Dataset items
____________________

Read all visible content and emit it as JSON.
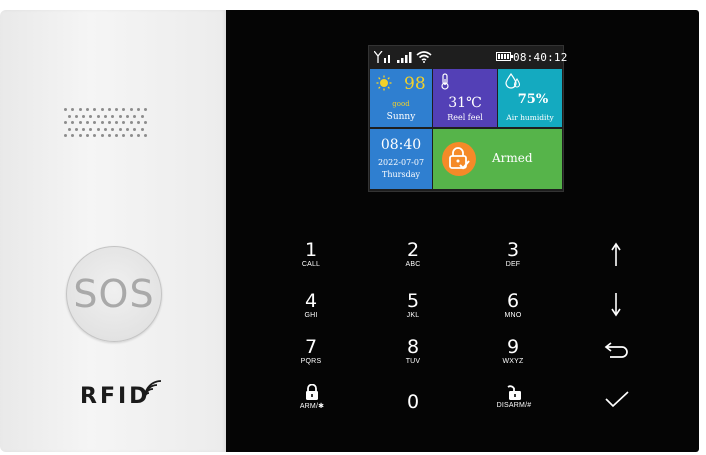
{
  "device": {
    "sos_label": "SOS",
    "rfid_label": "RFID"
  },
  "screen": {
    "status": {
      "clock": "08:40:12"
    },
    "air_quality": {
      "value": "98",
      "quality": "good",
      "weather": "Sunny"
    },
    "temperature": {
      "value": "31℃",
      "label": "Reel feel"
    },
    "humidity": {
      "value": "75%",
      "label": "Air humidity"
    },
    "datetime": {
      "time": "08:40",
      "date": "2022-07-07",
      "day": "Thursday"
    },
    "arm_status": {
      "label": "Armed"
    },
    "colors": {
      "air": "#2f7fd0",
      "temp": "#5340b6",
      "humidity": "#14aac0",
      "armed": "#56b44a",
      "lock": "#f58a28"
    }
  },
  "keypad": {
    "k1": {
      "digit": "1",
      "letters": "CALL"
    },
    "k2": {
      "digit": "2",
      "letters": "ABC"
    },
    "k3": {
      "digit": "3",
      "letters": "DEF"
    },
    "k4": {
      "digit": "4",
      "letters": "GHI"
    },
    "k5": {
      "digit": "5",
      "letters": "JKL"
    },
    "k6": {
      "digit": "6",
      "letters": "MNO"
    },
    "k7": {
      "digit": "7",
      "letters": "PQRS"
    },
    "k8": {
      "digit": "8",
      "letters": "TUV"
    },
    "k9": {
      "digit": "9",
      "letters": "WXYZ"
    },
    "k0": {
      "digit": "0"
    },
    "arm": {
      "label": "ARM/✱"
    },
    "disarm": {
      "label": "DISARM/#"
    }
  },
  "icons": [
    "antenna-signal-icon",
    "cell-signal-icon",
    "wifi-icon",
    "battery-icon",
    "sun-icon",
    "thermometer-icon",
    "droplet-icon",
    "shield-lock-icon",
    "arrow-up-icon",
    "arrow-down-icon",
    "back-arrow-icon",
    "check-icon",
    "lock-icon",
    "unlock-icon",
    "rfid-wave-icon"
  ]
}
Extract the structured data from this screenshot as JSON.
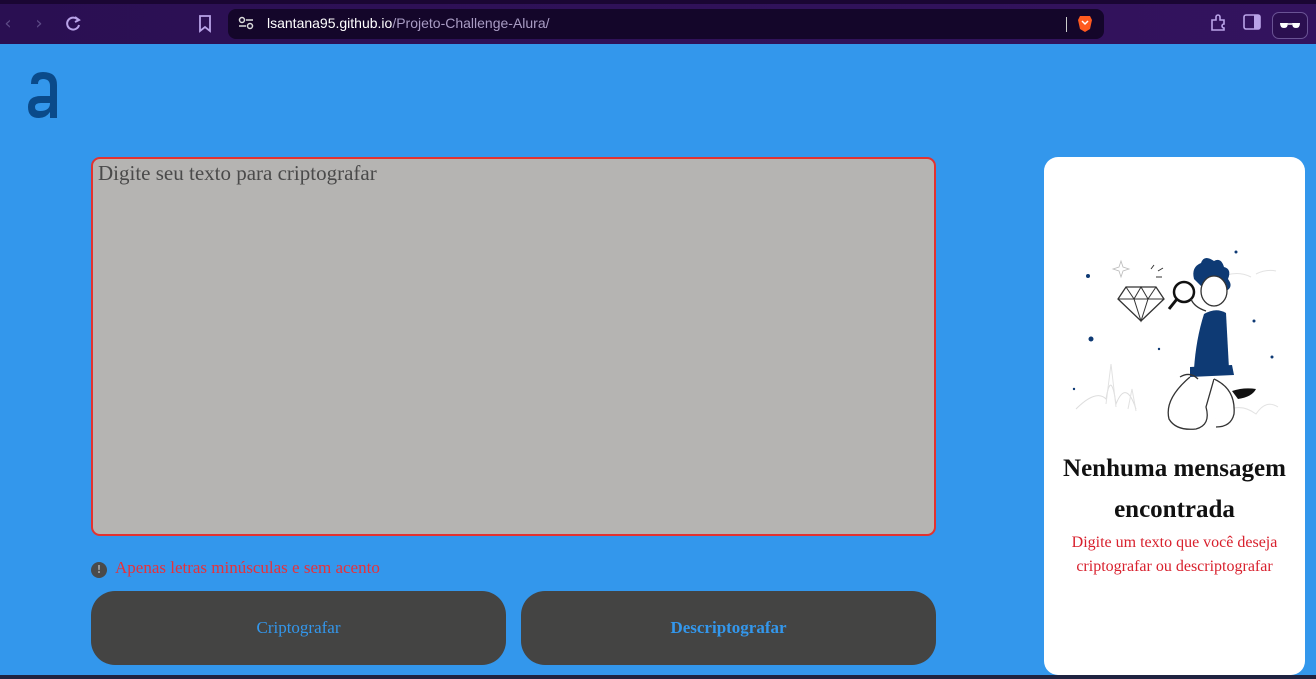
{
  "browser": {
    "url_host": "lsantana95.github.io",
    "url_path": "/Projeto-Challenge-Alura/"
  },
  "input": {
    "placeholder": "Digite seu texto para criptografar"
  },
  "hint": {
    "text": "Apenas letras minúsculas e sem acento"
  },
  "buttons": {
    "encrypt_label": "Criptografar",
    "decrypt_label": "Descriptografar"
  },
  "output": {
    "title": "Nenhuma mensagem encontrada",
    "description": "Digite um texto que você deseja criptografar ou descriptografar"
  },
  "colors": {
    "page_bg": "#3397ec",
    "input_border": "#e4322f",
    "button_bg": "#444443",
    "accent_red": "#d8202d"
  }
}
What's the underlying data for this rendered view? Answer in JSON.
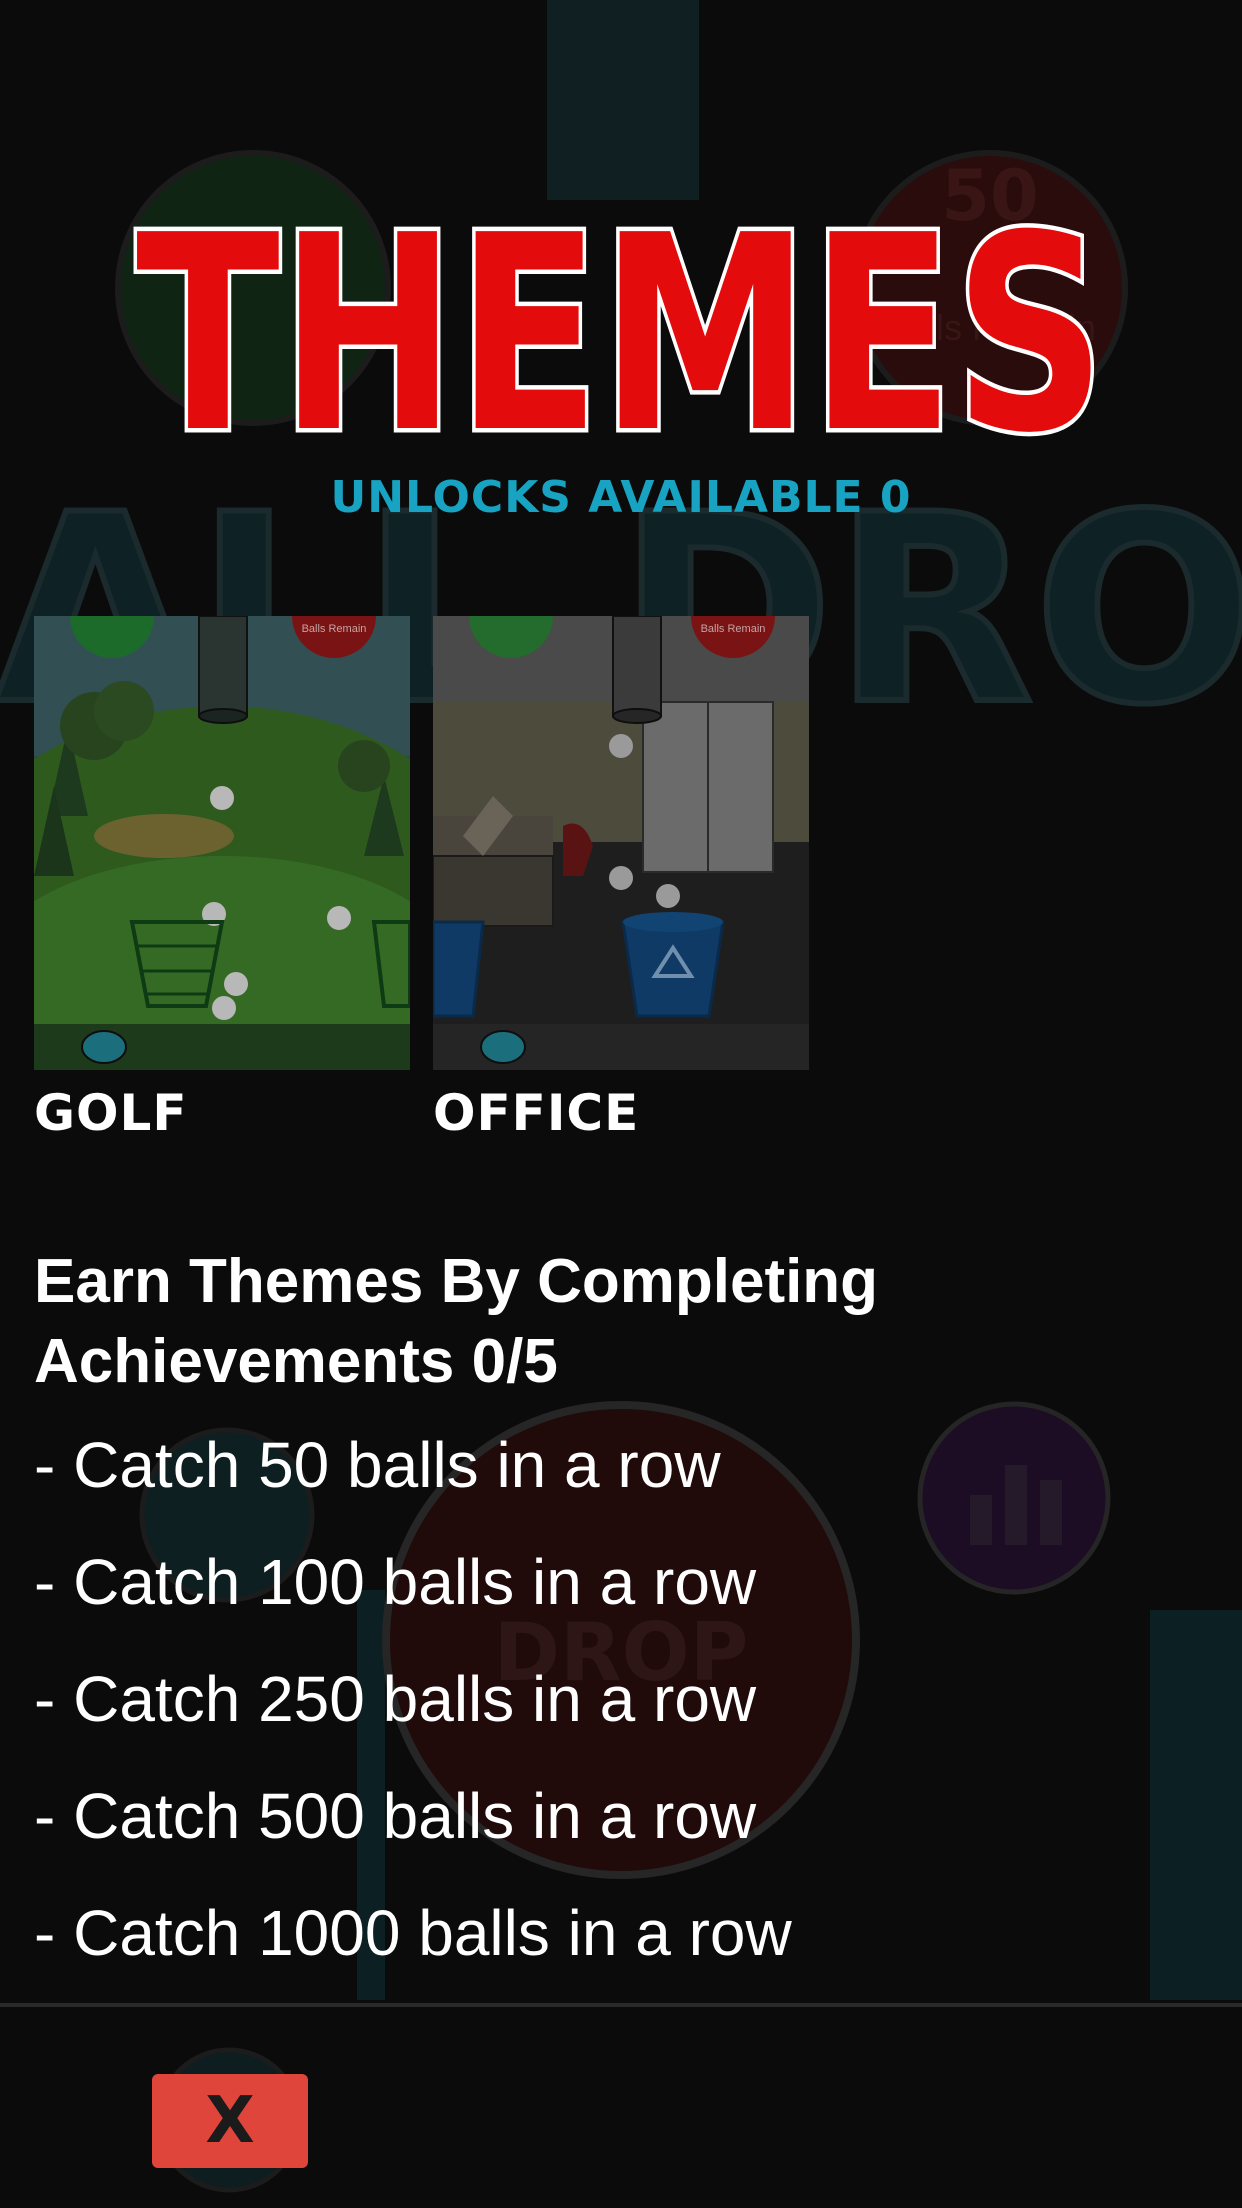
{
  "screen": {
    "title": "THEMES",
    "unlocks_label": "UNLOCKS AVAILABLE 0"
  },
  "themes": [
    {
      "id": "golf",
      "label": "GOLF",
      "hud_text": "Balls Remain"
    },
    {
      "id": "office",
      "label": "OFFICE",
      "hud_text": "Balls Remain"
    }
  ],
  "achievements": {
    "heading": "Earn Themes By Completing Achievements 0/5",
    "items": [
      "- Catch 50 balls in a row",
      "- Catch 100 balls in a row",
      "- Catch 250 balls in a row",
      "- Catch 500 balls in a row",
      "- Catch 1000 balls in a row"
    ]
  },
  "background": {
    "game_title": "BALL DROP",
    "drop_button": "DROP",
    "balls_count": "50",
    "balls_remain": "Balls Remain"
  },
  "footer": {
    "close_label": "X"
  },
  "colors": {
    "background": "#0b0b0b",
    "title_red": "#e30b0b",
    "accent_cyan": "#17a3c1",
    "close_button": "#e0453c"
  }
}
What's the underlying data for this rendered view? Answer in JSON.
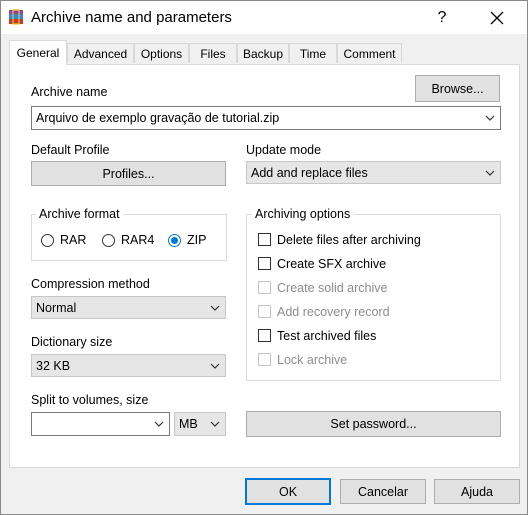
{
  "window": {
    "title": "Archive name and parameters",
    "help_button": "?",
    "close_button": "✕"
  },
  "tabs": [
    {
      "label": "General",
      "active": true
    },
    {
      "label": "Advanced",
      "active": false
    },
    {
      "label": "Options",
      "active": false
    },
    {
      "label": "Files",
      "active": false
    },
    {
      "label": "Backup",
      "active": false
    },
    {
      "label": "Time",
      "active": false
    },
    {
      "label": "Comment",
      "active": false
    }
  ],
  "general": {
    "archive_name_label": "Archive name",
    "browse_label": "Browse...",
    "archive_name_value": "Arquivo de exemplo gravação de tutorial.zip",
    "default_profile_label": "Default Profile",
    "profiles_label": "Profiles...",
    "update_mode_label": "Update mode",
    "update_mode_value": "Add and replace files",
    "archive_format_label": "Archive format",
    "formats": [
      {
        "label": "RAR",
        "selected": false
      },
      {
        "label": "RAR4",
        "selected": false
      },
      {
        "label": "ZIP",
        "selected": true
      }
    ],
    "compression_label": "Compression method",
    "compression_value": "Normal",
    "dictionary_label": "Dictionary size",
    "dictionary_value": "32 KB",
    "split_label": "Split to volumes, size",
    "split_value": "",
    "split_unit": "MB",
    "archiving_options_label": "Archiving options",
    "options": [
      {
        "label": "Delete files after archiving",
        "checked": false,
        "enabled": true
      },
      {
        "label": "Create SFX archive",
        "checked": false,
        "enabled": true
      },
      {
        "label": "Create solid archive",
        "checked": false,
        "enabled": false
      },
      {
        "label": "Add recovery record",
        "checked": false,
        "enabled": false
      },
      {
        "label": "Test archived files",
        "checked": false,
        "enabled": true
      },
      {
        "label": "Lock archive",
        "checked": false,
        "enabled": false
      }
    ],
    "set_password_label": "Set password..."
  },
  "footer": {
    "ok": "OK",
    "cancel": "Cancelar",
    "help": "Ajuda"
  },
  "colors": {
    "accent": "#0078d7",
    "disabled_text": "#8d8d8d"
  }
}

____________________

→ **What you have to do**
Skip the pictures and transcribe the rest of the records exactly.

→ **Result of the exercise**
Read all visible content and emit it as JSON.
{
  "device": {
    "sos_label": "SOS",
    "rfid_label": "RFID"
  },
  "screen": {
    "status": {
      "clock": "08:40:12"
    },
    "air_quality": {
      "value": "98",
      "quality": "good",
      "weather": "Sunny"
    },
    "temperature": {
      "value": "31℃",
      "label": "Reel feel"
    },
    "humidity": {
      "value": "75%",
      "label": "Air humidity"
    },
    "datetime": {
      "time": "08:40",
      "date": "2022-07-07",
      "day": "Thursday"
    },
    "arm_status": {
      "label": "Armed"
    },
    "colors": {
      "air": "#2f7fd0",
      "temp": "#5340b6",
      "humidity": "#14aac0",
      "armed": "#56b44a",
      "lock": "#f58a28"
    }
  },
  "keypad": {
    "k1": {
      "digit": "1",
      "letters": "CALL"
    },
    "k2": {
      "digit": "2",
      "letters": "ABC"
    },
    "k3": {
      "digit": "3",
      "letters": "DEF"
    },
    "k4": {
      "digit": "4",
      "letters": "GHI"
    },
    "k5": {
      "digit": "5",
      "letters": "JKL"
    },
    "k6": {
      "digit": "6",
      "letters": "MNO"
    },
    "k7": {
      "digit": "7",
      "letters": "PQRS"
    },
    "k8": {
      "digit": "8",
      "letters": "TUV"
    },
    "k9": {
      "digit": "9",
      "letters": "WXYZ"
    },
    "k0": {
      "digit": "0"
    },
    "arm": {
      "label": "ARM/✱"
    },
    "disarm": {
      "label": "DISARM/#"
    }
  },
  "icons": [
    "antenna-signal-icon",
    "cell-signal-icon",
    "wifi-icon",
    "battery-icon",
    "sun-icon",
    "thermometer-icon",
    "droplet-icon",
    "shield-lock-icon",
    "arrow-up-icon",
    "arrow-down-icon",
    "back-arrow-icon",
    "check-icon",
    "lock-icon",
    "unlock-icon",
    "rfid-wave-icon"
  ]
}
Extract the structured data from this screenshot as JSON.
{
  "browser": {
    "url_host": "lsantana95.github.io",
    "url_path": "/Projeto-Challenge-Alura/"
  },
  "input": {
    "placeholder": "Digite seu texto para criptografar"
  },
  "hint": {
    "text": "Apenas letras minúsculas e sem acento"
  },
  "buttons": {
    "encrypt_label": "Criptografar",
    "decrypt_label": "Descriptografar"
  },
  "output": {
    "title": "Nenhuma mensagem encontrada",
    "description": "Digite um texto que você deseja criptografar ou descriptografar"
  },
  "colors": {
    "page_bg": "#3397ec",
    "input_border": "#e4322f",
    "button_bg": "#444443",
    "accent_red": "#d8202d"
  }
}
What's the underlying data for this rendered view? Answer in JSON.
{
  "screen": {
    "title": "THEMES",
    "unlocks_label": "UNLOCKS AVAILABLE 0"
  },
  "themes": [
    {
      "id": "golf",
      "label": "GOLF",
      "hud_text": "Balls Remain"
    },
    {
      "id": "office",
      "label": "OFFICE",
      "hud_text": "Balls Remain"
    }
  ],
  "achievements": {
    "heading": "Earn Themes By Completing Achievements 0/5",
    "items": [
      "- Catch 50 balls in a row",
      "- Catch 100 balls in a row",
      "- Catch 250 balls in a row",
      "- Catch 500 balls in a row",
      "- Catch 1000 balls in a row"
    ]
  },
  "background": {
    "game_title": "BALL DROP",
    "drop_button": "DROP",
    "balls_count": "50",
    "balls_remain": "Balls Remain"
  },
  "footer": {
    "close_label": "X"
  },
  "colors": {
    "background": "#0b0b0b",
    "title_red": "#e30b0b",
    "accent_cyan": "#17a3c1",
    "close_button": "#e0453c"
  }
}
What's the underlying data for this rendered view? Answer in JSON.
{
  "window": {
    "title": "Archive name and parameters",
    "help_button": "?",
    "close_button": "✕"
  },
  "tabs": [
    {
      "label": "General",
      "active": true
    },
    {
      "label": "Advanced",
      "active": false
    },
    {
      "label": "Options",
      "active": false
    },
    {
      "label": "Files",
      "active": false
    },
    {
      "label": "Backup",
      "active": false
    },
    {
      "label": "Time",
      "active": false
    },
    {
      "label": "Comment",
      "active": false
    }
  ],
  "general": {
    "archive_name_label": "Archive name",
    "browse_label": "Browse...",
    "archive_name_value": "Arquivo de exemplo gravação de tutorial.zip",
    "default_profile_label": "Default Profile",
    "profiles_label": "Profiles...",
    "update_mode_label": "Update mode",
    "update_mode_value": "Add and replace files",
    "archive_format_label": "Archive format",
    "formats": [
      {
        "label": "RAR",
        "selected": false
      },
      {
        "label": "RAR4",
        "selected": false
      },
      {
        "label": "ZIP",
        "selected": true
      }
    ],
    "compression_label": "Compression method",
    "compression_value": "Normal",
    "dictionary_label": "Dictionary size",
    "dictionary_value": "32 KB",
    "split_label": "Split to volumes, size",
    "split_value": "",
    "split_unit": "MB",
    "archiving_options_label": "Archiving options",
    "options": [
      {
        "label": "Delete files after archiving",
        "checked": false,
        "enabled": true
      },
      {
        "label": "Create SFX archive",
        "checked": false,
        "enabled": true
      },
      {
        "label": "Create solid archive",
        "checked": false,
        "enabled": false
      },
      {
        "label": "Add recovery record",
        "checked": false,
        "enabled": false
      },
      {
        "label": "Test archived files",
        "checked": false,
        "enabled": true
      },
      {
        "label": "Lock archive",
        "checked": false,
        "enabled": false
      }
    ],
    "set_password_label": "Set password..."
  },
  "footer": {
    "ok": "OK",
    "cancel": "Cancelar",
    "help": "Ajuda"
  },
  "colors": {
    "accent": "#0078d7",
    "disabled_text": "#8d8d8d"
  }
}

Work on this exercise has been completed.